## TASK INPUT
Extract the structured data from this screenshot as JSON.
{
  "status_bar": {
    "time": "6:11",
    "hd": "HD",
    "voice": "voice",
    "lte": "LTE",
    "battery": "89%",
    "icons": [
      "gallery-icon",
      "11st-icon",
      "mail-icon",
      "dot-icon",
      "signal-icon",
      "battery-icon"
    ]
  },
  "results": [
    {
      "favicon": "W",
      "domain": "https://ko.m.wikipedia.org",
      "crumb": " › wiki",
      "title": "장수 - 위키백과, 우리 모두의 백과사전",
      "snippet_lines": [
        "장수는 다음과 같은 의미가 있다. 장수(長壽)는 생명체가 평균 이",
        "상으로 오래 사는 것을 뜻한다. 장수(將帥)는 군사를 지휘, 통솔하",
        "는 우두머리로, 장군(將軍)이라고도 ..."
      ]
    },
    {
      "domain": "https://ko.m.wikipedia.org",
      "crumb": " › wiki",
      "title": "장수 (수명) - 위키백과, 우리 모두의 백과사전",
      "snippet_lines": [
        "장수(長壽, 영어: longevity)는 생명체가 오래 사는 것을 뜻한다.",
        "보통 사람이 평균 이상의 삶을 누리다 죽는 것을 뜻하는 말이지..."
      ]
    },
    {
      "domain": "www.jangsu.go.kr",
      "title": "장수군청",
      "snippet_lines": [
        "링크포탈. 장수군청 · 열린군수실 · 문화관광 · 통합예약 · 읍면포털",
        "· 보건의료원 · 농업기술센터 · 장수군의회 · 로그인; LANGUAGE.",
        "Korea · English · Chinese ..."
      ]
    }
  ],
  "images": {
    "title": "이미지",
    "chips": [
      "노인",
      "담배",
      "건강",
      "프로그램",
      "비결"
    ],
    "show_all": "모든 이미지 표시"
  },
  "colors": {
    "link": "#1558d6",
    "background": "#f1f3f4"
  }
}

## WHAT YOU NEED TO DO
Repeat the records above in full, character for character.

## RESPONSE TO THE TASK
Extract the structured data from this screenshot as JSON.
{
  "status_bar": {
    "time": "6:11",
    "hd": "HD",
    "voice": "voice",
    "lte": "LTE",
    "battery": "89%",
    "icons": [
      "gallery-icon",
      "11st-icon",
      "mail-icon",
      "dot-icon",
      "signal-icon",
      "battery-icon"
    ]
  },
  "results": [
    {
      "favicon": "W",
      "domain": "https://ko.m.wikipedia.org",
      "crumb": " › wiki",
      "title": "장수 - 위키백과, 우리 모두의 백과사전",
      "snippet_lines": [
        "장수는 다음과 같은 의미가 있다. 장수(長壽)는 생명체가 평균 이",
        "상으로 오래 사는 것을 뜻한다. 장수(將帥)는 군사를 지휘, 통솔하",
        "는 우두머리로, 장군(將軍)이라고도 ..."
      ]
    },
    {
      "domain": "https://ko.m.wikipedia.org",
      "crumb": " › wiki",
      "title": "장수 (수명) - 위키백과, 우리 모두의 백과사전",
      "snippet_lines": [
        "장수(長壽, 영어: longevity)는 생명체가 오래 사는 것을 뜻한다.",
        "보통 사람이 평균 이상의 삶을 누리다 죽는 것을 뜻하는 말이지..."
      ]
    },
    {
      "domain": "www.jangsu.go.kr",
      "title": "장수군청",
      "snippet_lines": [
        "링크포탈. 장수군청 · 열린군수실 · 문화관광 · 통합예약 · 읍면포털",
        "· 보건의료원 · 농업기술센터 · 장수군의회 · 로그인; LANGUAGE.",
        "Korea · English · Chinese ..."
      ]
    }
  ],
  "images": {
    "title": "이미지",
    "chips": [
      "노인",
      "담배",
      "건강",
      "프로그램",
      "비결"
    ],
    "show_all": "모든 이미지 표시"
  },
  "colors": {
    "link": "#1558d6",
    "background": "#f1f3f4"
  }
}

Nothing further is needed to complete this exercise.